-- START Records --
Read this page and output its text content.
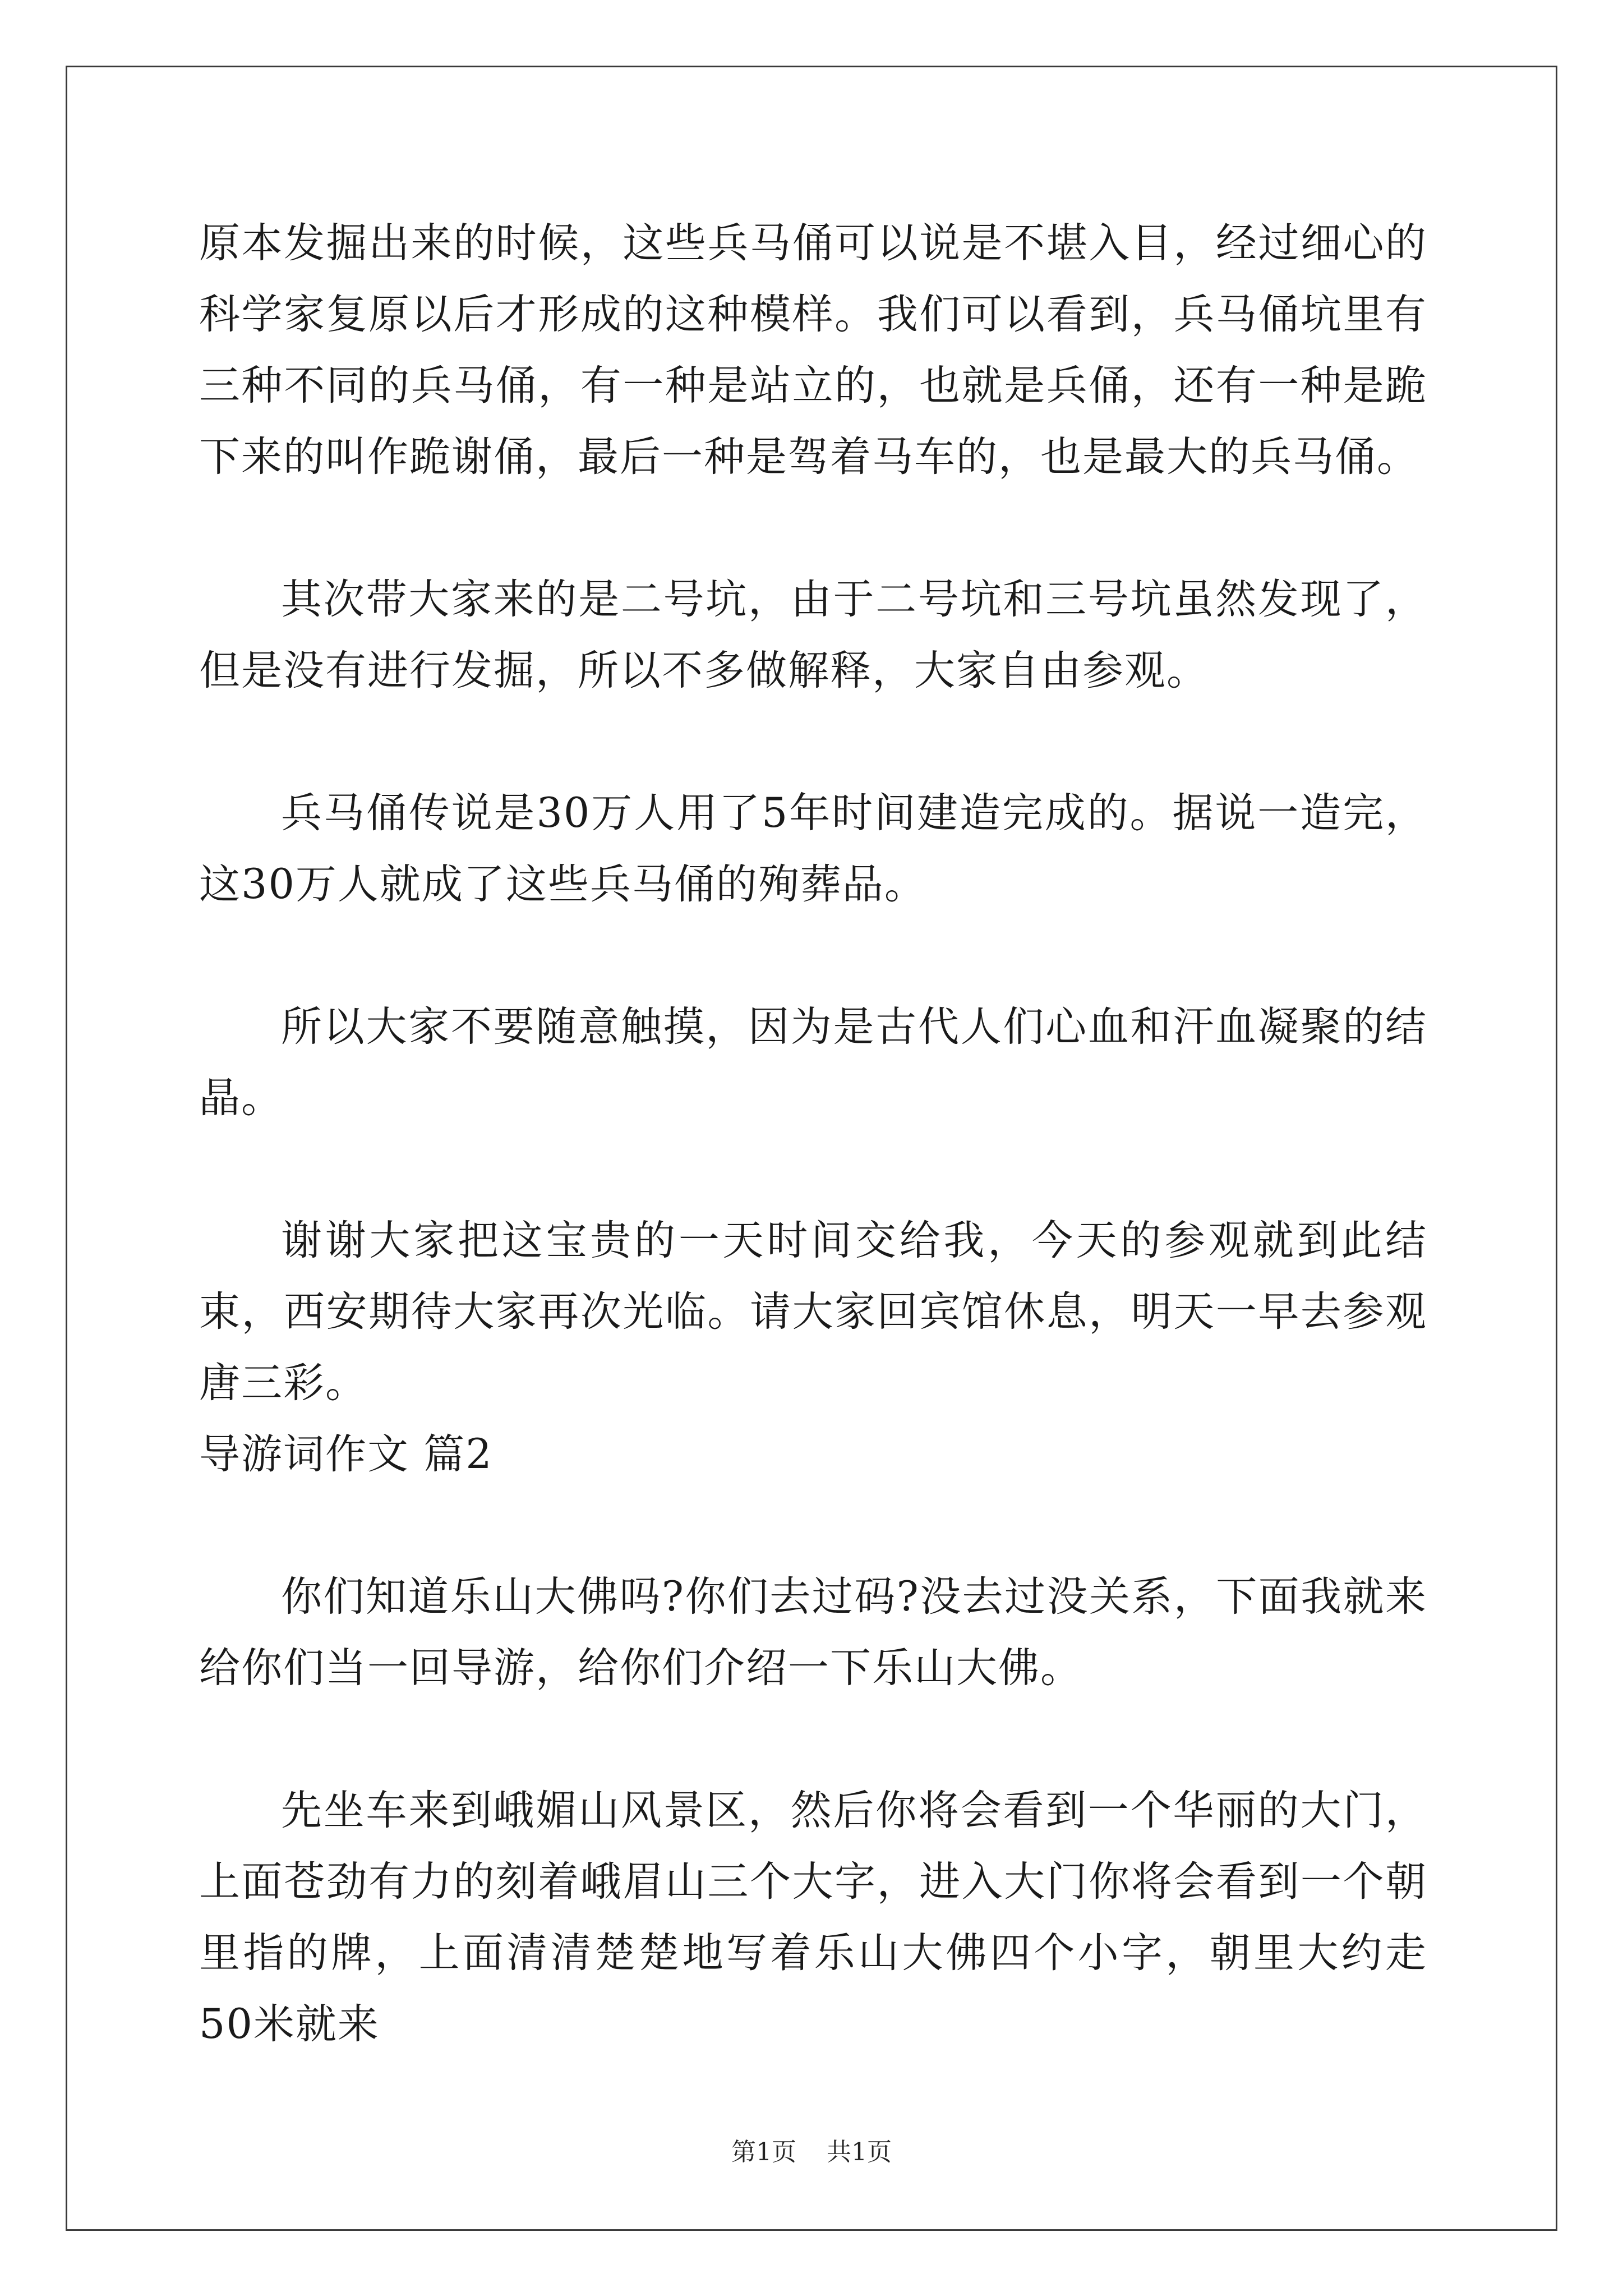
原本发掘出来的时候，这些兵马俑可以说是不堪入目，经过细心的科学家复原以后才形成的这种模样。我们可以看到，兵马俑坑里有三种不同的兵马俑，有一种是站立的，也就是兵俑，还有一种是跪下来的叫作跪谢俑，最后一种是驾着马车的，也是最大的兵马俑。

其次带大家来的是二号坑，由于二号坑和三号坑虽然发现了，但是没有进行发掘，所以不多做解释，大家自由参观。

兵马俑传说是30万人用了5年时间建造完成的。据说一造完，这30万人就成了这些兵马俑的殉葬品。

所以大家不要随意触摸，因为是古代人们心血和汗血凝聚的结晶。

谢谢大家把这宝贵的一天时间交给我，今天的参观就到此结束，西安期待大家再次光临。请大家回宾馆休息，明天一早去参观唐三彩。

导游词作文 篇2

你们知道乐山大佛吗?你们去过码?没去过没关系，下面我就来给你们当一回导游，给你们介绍一下乐山大佛。

先坐车来到峨媚山风景区，然后你将会看到一个华丽的大门，上面苍劲有力的刻着峨眉山三个大字，进入大门你将会看到一个朝里指的牌，上面清清楚楚地写着乐山大佛四个小字，朝里大约走50米就来

第1页 共1页
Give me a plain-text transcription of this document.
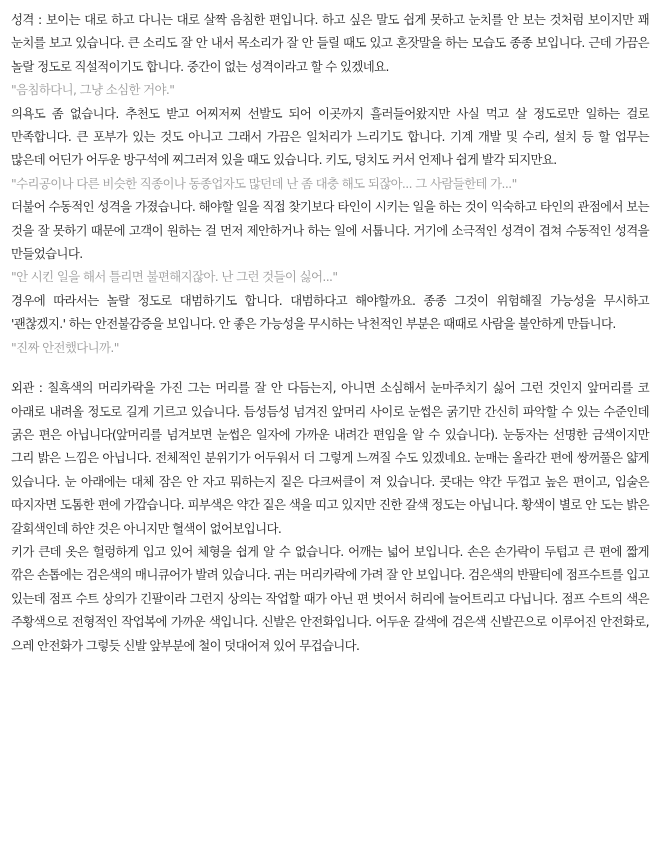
성격 : 보이는 대로 하고 다니는 대로 살짝 음침한 편입니다. 하고 싶은 말도 쉽게 못하고 눈치를 안 보는 것처럼 보이지만 꽤 눈치를 보고 있습니다. 큰 소리도 잘 안 내서 목소리가 잘 안 들릴 때도 있고 혼잣말을 하는 모습도 종종 보입니다. 근데 가끔은 놀랄 정도로 직설적이기도 합니다. 중간이 없는 성격이라고 할 수 있겠네요.

"음침하다니, 그냥 소심한 거야."

의욕도 좀 없습니다. 추천도 받고 어찌저찌 선발도 되어 이곳까지 흘러들어왔지만 사실 먹고 살 정도로만 일하는 걸로 만족합니다. 큰 포부가 있는 것도 아니고 그래서 가끔은 일처리가 느리기도 합니다. 기계 개발 및 수리, 설치 등 할 업무는 많은데 어딘가 어두운 방구석에 찌그러져 있을 때도 있습니다. 키도, 덩치도 커서 언제나 쉽게 발각 되지만요.

"수리공이나 다른 비슷한 직종이나 동종업자도 많던데 난 좀 대충 해도 되잖아... 그 사람들한테 가..."

더불어 수동적인 성격을 가졌습니다. 해야할 일을 직접 찾기보다 타인이 시키는 일을 하는 것이 익숙하고 타인의 관점에서 보는 것을 잘 못하기 때문에 고객이 원하는 걸 먼저 제안하거나 하는 일에 서툽니다. 거기에 소극적인 성격이 겹쳐 수동적인 성격을 만들었습니다.

"안 시킨 일을 해서 틀리면 불편해지잖아. 난 그런 것들이 싫어..."

경우에 따라서는 놀랄 정도로 대범하기도 합니다. 대범하다고 해야할까요. 종종 그것이 위험해질 가능성을 무시하고 '괜찮겠지.' 하는 안전불감증을 보입니다. 안 좋은 가능성을 무시하는 낙천적인 부분은 때때로 사람을 불안하게 만듭니다.

"진짜 안전했다니까."

외관 : 칠흑색의 머리카락을 가진 그는 머리를 잘 안 다듬는지, 아니면 소심해서 눈마주치기 싫어 그런 것인지 앞머리를 코 아래로 내려올 정도로 길게 기르고 있습니다. 듬성듬성 넘겨진 앞머리 사이로 눈썹은 굵기만 간신히 파악할 수 있는 수준인데 굵은 편은 아닙니다(앞머리를 넘겨보면 눈썹은 일자에 가까운 내려간 편임을 알 수 있습니다). 눈동자는 선명한 금색이지만 그리 밝은 느낌은 아닙니다. 전체적인 분위기가 어두워서 더 그렇게 느껴질 수도 있겠네요. 눈매는 올라간 편에 쌍꺼풀은 얇게 있습니다. 눈 아래에는 대체 잠은 안 자고 뭐하는지 짙은 다크써클이 져 있습니다. 콧대는 약간 두껍고 높은 편이고, 입술은 따지자면 도톰한 편에 가깝습니다. 피부색은 약간 짙은 색을 띠고 있지만 진한 갈색 정도는 아닙니다. 황색이 별로 안 도는 밝은 갈회색인데 하얀 것은 아니지만 혈색이 없어보입니다.

키가 큰데 옷은 헐렁하게 입고 있어 체형을 쉽게 알 수 없습니다. 어깨는 넓어 보입니다. 손은 손가락이 두텁고 큰 편에 짧게 깎은 손톱에는 검은색의 매니큐어가 발려 있습니다. 귀는 머리카락에 가려 잘 안 보입니다. 검은색의 반팔티에 점프수트를 입고 있는데 점프 수트 상의가 긴팔이라 그런지 상의는 작업할 때가 아닌 편 벗어서 허리에 늘어트리고 다닙니다. 점프 수트의 색은 주황색으로 전형적인 작업복에 가까운 색입니다. 신발은 안전화입니다. 어두운 갈색에 검은색 신발끈으로 이루어진 안전화로, 으레 안전화가 그렇듯 신발 앞부분에 철이 덧대어져 있어 무겁습니다.
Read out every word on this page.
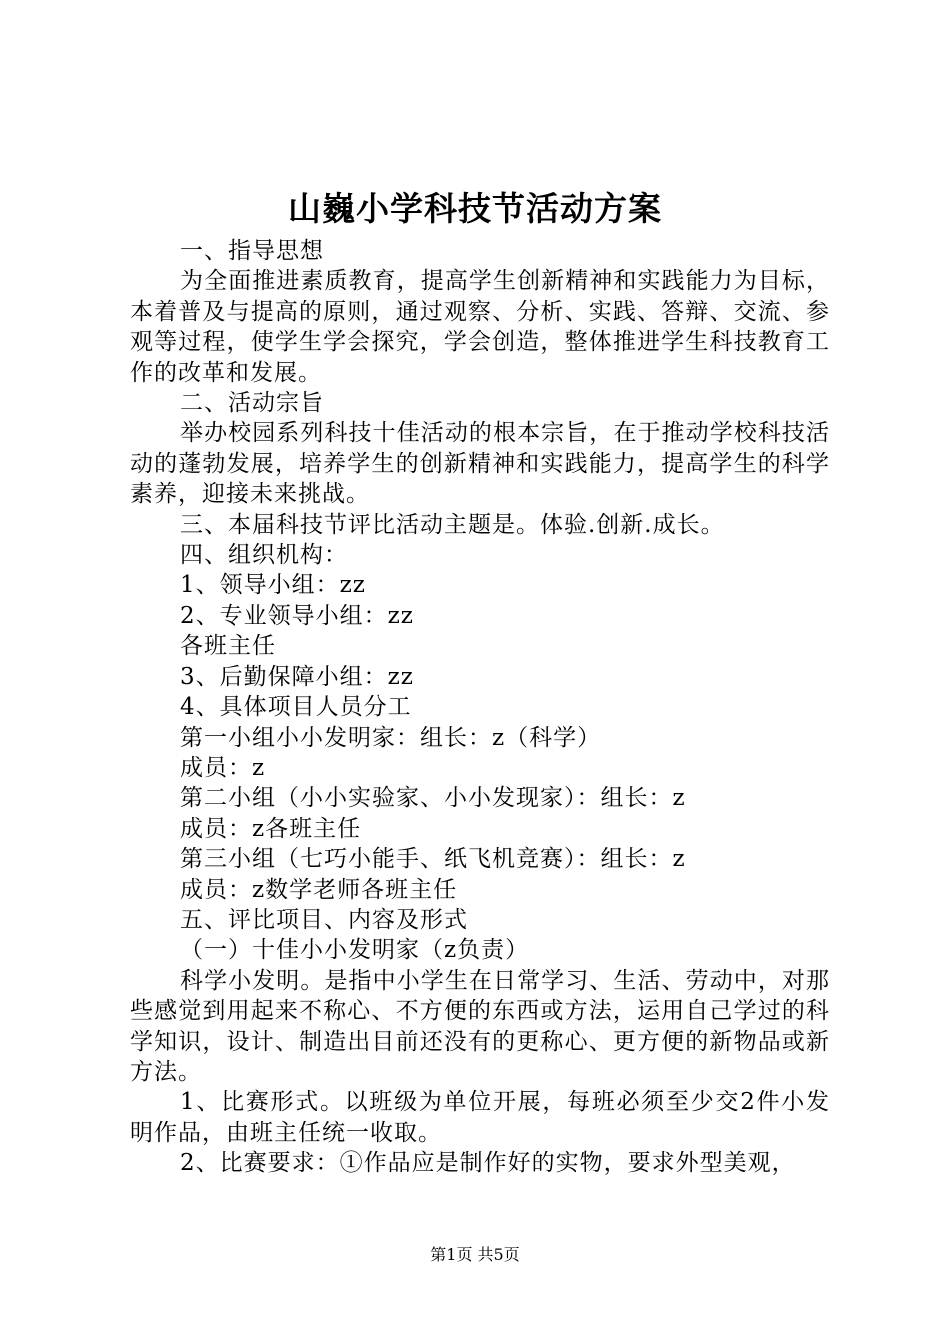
山巍小学科技节活动方案

一、指导思想

为全面推进素质教育，提高学生创新精神和实践能力为目标，本着普及与提高的原则，通过观察、分析、实践、答辩、交流、参观等过程，使学生学会探究，学会创造，整体推进学生科技教育工作的改革和发展。

二、活动宗旨

举办校园系列科技十佳活动的根本宗旨，在于推动学校科技活动的蓬勃发展，培养学生的创新精神和实践能力，提高学生的科学素养，迎接未来挑战。

三、本届科技节评比活动主题是。体验.创新.成长。

四、组织机构：

1、领导小组：zz

2、专业领导小组：zz

各班主任

3、后勤保障小组：zz

4、具体项目人员分工

第一小组小小发明家：组长：z（科学）

成员：z

第二小组（小小实验家、小小发现家）：组长：z

成员：z各班主任

第三小组（七巧小能手、纸飞机竞赛）：组长：z

成员：z数学老师各班主任

五、评比项目、内容及形式

（一）十佳小小发明家（z负责）

科学小发明。是指中小学生在日常学习、生活、劳动中，对那些感觉到用起来不称心、不方便的东西或方法，运用自己学过的科学知识，设计、制造出目前还没有的更称心、更方便的新物品或新方法。

1、比赛形式。以班级为单位开展，每班必须至少交2件小发明作品，由班主任统一收取。

2、比赛要求：①作品应是制作好的实物，要求外型美观，

第1页 共5页
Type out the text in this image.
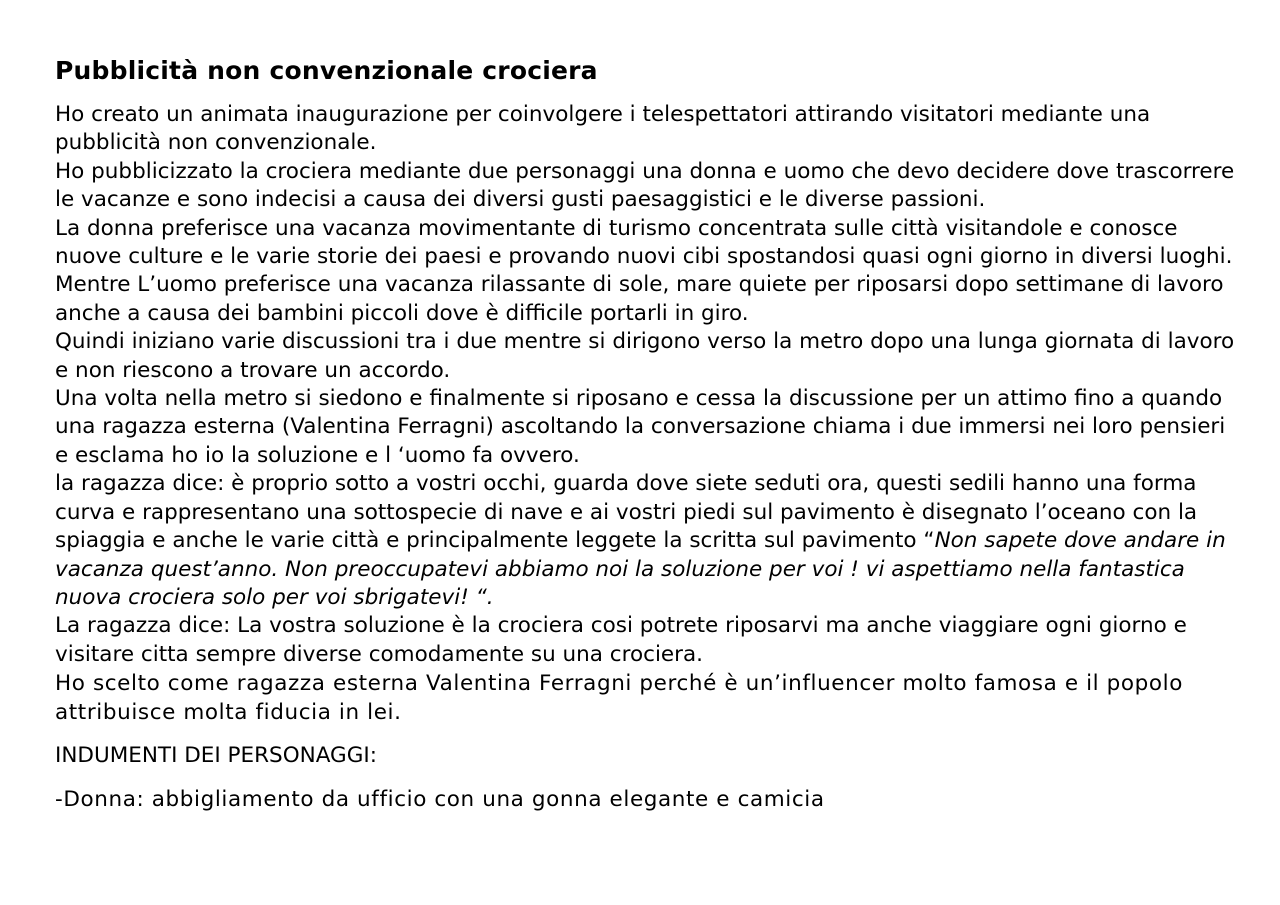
Pubblicità non convenzionale crociera

Ho creato un animata inaugurazione per coinvolgere i telespettatori attirando visitatori mediante una pubblicità non convenzionale.

Ho pubblicizzato la crociera mediante due personaggi una donna e uomo che devo decidere dove trascorrere le vacanze e sono indecisi a causa dei diversi gusti paesaggistici e le diverse passioni.

La donna preferisce una vacanza movimentante di turismo concentrata sulle città visitandole e conosce nuove culture e le varie storie dei paesi e provando nuovi cibi spostandosi quasi ogni giorno in diversi luoghi.

Mentre L’uomo preferisce una vacanza rilassante di sole, mare quiete per riposarsi dopo settimane di lavoro anche a causa dei bambini piccoli dove è difficile portarli in giro.

Quindi iniziano varie discussioni tra i due mentre si dirigono verso la metro dopo una lunga giornata di lavoro e non riescono a trovare un accordo.

Una volta nella metro si siedono e finalmente si riposano e cessa la discussione per un attimo fino a quando una ragazza esterna (Valentina Ferragni) ascoltando la conversazione chiama i due immersi nei loro pensieri e esclama ho io la soluzione e l ‘uomo fa ovvero.

la ragazza dice: è proprio sotto a vostri occhi, guarda dove siete seduti ora, questi sedili hanno una forma curva e rappresentano una sottospecie di nave e ai vostri piedi sul pavimento è disegnato l’oceano con la spiaggia e anche le varie città e principalmente leggete la scritta sul pavimento “Non sapete dove andare in vacanza quest’anno. Non preoccupatevi abbiamo noi la soluzione per voi ! vi aspettiamo nella fantastica nuova crociera solo per voi sbrigatevi! “.

La ragazza dice: La vostra soluzione è la crociera cosi potrete riposarvi ma anche viaggiare ogni giorno e visitare citta sempre diverse comodamente su una crociera.

Ho scelto come ragazza esterna Valentina Ferragni perché è un’influencer molto famosa e il popolo attribuisce molta fiducia in lei.

INDUMENTI DEI PERSONAGGI:

-Donna: abbigliamento da ufficio con una gonna elegante e camicia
-- END Records --
What the task asks: Take every line from the records above that has the word "vacanza" and copy it.

Response to the exercise:
La donna preferisce una vacanza movimentante di turismo concentrata sulle città visitandole e conosce nuove culture e le varie storie dei paesi e provando nuovi cibi spostandosi quasi ogni giorno in diversi luoghi.
Mentre L’uomo preferisce una vacanza rilassante di sole, mare quiete per riposarsi dopo settimane di lavoro anche a causa dei bambini piccoli dove è difficile portarli in giro.
la ragazza dice: è proprio sotto a vostri occhi, guarda dove siete seduti ora, questi sedili hanno una forma curva e rappresentano una sottospecie di nave e ai vostri piedi sul pavimento è disegnato l’oceano con la spiaggia e anche le varie città e principalmente leggete la scritta sul pavimento “Non sapete dove andare in vacanza quest’anno. Non preoccupatevi abbiamo noi la soluzione per voi ! vi aspettiamo nella fantastica nuova crociera solo per voi sbrigatevi! “.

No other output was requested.